Problem details:
Output every line below without omitting or altering anything.

* * * * *

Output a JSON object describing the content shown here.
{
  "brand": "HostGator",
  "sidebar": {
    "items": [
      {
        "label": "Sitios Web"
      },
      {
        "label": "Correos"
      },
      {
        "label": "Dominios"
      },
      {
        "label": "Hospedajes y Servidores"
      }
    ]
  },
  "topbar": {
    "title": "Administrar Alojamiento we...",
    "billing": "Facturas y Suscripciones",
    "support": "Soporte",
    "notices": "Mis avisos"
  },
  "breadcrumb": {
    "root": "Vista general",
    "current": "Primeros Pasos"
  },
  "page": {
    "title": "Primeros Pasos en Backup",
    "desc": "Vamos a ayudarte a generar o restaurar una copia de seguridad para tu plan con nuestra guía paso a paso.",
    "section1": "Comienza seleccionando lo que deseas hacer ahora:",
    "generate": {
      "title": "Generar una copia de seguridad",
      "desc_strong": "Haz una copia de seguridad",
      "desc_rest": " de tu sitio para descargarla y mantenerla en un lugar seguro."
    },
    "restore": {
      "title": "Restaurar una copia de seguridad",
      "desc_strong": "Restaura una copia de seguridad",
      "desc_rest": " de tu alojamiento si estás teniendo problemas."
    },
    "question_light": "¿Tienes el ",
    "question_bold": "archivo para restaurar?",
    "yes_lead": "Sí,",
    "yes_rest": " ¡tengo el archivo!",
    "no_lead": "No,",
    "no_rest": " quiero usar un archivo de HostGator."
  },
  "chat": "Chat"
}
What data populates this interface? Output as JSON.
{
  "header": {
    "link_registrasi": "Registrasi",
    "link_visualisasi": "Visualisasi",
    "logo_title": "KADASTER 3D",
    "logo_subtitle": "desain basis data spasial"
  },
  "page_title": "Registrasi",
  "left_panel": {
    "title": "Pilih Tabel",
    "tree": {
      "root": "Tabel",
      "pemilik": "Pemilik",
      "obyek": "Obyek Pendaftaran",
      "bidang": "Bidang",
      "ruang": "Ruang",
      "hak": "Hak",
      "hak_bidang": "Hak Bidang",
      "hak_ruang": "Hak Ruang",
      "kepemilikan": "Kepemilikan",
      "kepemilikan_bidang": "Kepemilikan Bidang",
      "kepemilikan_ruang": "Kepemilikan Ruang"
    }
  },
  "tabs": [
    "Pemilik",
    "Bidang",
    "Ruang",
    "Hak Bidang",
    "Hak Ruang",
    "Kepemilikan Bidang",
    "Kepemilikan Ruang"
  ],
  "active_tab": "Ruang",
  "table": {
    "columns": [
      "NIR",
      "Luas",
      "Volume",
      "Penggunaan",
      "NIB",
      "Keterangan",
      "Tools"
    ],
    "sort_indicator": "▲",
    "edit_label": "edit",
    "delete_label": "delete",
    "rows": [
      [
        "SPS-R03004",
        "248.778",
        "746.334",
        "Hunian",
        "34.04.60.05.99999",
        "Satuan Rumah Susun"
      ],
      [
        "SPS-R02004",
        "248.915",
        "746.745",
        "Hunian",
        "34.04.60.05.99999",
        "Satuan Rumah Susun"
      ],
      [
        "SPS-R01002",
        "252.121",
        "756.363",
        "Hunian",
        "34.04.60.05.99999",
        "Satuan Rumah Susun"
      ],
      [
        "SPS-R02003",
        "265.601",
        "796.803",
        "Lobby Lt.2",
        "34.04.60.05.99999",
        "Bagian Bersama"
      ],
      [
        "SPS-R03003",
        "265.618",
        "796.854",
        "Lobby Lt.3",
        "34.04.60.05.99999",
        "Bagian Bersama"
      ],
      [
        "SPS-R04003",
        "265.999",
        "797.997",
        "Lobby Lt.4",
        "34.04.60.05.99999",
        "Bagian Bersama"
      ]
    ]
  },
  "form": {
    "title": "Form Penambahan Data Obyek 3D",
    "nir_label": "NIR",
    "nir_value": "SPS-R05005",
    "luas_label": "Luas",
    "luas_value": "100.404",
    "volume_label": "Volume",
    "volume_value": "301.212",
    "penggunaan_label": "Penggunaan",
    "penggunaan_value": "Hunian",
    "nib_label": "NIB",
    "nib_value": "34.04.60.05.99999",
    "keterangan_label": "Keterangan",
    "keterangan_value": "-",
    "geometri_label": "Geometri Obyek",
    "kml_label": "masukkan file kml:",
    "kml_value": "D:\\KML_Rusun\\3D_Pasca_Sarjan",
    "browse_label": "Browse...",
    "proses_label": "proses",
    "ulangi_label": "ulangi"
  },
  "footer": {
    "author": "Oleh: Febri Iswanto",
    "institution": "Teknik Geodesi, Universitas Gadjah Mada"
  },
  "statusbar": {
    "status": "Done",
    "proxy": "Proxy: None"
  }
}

* * * * *

Exercise output:
Output a JSON object describing the content shown here.
{
  "brand": "HostGator",
  "sidebar": {
    "items": [
      {
        "label": "Sitios Web"
      },
      {
        "label": "Correos"
      },
      {
        "label": "Dominios"
      },
      {
        "label": "Hospedajes y Servidores"
      }
    ]
  },
  "topbar": {
    "title": "Administrar Alojamiento we...",
    "billing": "Facturas y Suscripciones",
    "support": "Soporte",
    "notices": "Mis avisos"
  },
  "breadcrumb": {
    "root": "Vista general",
    "current": "Primeros Pasos"
  },
  "page": {
    "title": "Primeros Pasos en Backup",
    "desc": "Vamos a ayudarte a generar o restaurar una copia de seguridad para tu plan con nuestra guía paso a paso.",
    "section1": "Comienza seleccionando lo que deseas hacer ahora:",
    "generate": {
      "title": "Generar una copia de seguridad",
      "desc_strong": "Haz una copia de seguridad",
      "desc_rest": " de tu sitio para descargarla y mantenerla en un lugar seguro."
    },
    "restore": {
      "title": "Restaurar una copia de seguridad",
      "desc_strong": "Restaura una copia de seguridad",
      "desc_rest": " de tu alojamiento si estás teniendo problemas."
    },
    "question_light": "¿Tienes el ",
    "question_bold": "archivo para restaurar?",
    "yes_lead": "Sí,",
    "yes_rest": " ¡tengo el archivo!",
    "no_lead": "No,",
    "no_rest": " quiero usar un archivo de HostGator."
  },
  "chat": "Chat"
}
What data populates this interface? Output as JSON.
{
  "header": {
    "link_registrasi": "Registrasi",
    "link_visualisasi": "Visualisasi",
    "logo_title": "KADASTER 3D",
    "logo_subtitle": "desain basis data spasial"
  },
  "page_title": "Registrasi",
  "left_panel": {
    "title": "Pilih Tabel",
    "tree": {
      "root": "Tabel",
      "pemilik": "Pemilik",
      "obyek": "Obyek Pendaftaran",
      "bidang": "Bidang",
      "ruang": "Ruang",
      "hak": "Hak",
      "hak_bidang": "Hak Bidang",
      "hak_ruang": "Hak Ruang",
      "kepemilikan": "Kepemilikan",
      "kepemilikan_bidang": "Kepemilikan Bidang",
      "kepemilikan_ruang": "Kepemilikan Ruang"
    }
  },
  "tabs": [
    "Pemilik",
    "Bidang",
    "Ruang",
    "Hak Bidang",
    "Hak Ruang",
    "Kepemilikan Bidang",
    "Kepemilikan Ruang"
  ],
  "active_tab": "Ruang",
  "table": {
    "columns": [
      "NIR",
      "Luas",
      "Volume",
      "Penggunaan",
      "NIB",
      "Keterangan",
      "Tools"
    ],
    "sort_indicator": "▲",
    "edit_label": "edit",
    "delete_label": "delete",
    "rows": [
      [
        "SPS-R03004",
        "248.778",
        "746.334",
        "Hunian",
        "34.04.60.05.99999",
        "Satuan Rumah Susun"
      ],
      [
        "SPS-R02004",
        "248.915",
        "746.745",
        "Hunian",
        "34.04.60.05.99999",
        "Satuan Rumah Susun"
      ],
      [
        "SPS-R01002",
        "252.121",
        "756.363",
        "Hunian",
        "34.04.60.05.99999",
        "Satuan Rumah Susun"
      ],
      [
        "SPS-R02003",
        "265.601",
        "796.803",
        "Lobby Lt.2",
        "34.04.60.05.99999",
        "Bagian Bersama"
      ],
      [
        "SPS-R03003",
        "265.618",
        "796.854",
        "Lobby Lt.3",
        "34.04.60.05.99999",
        "Bagian Bersama"
      ],
      [
        "SPS-R04003",
        "265.999",
        "797.997",
        "Lobby Lt.4",
        "34.04.60.05.99999",
        "Bagian Bersama"
      ]
    ]
  },
  "form": {
    "title": "Form Penambahan Data Obyek 3D",
    "nir_label": "NIR",
    "nir_value": "SPS-R05005",
    "luas_label": "Luas",
    "luas_value": "100.404",
    "volume_label": "Volume",
    "volume_value": "301.212",
    "penggunaan_label": "Penggunaan",
    "penggunaan_value": "Hunian",
    "nib_label": "NIB",
    "nib_value": "34.04.60.05.99999",
    "keterangan_label": "Keterangan",
    "keterangan_value": "-",
    "geometri_label": "Geometri Obyek",
    "kml_label": "masukkan file kml:",
    "kml_value": "D:\\KML_Rusun\\3D_Pasca_Sarjan",
    "browse_label": "Browse...",
    "proses_label": "proses",
    "ulangi_label": "ulangi"
  },
  "footer": {
    "author": "Oleh: Febri Iswanto",
    "institution": "Teknik Geodesi, Universitas Gadjah Mada"
  },
  "statusbar": {
    "status": "Done",
    "proxy": "Proxy: None"
  }
}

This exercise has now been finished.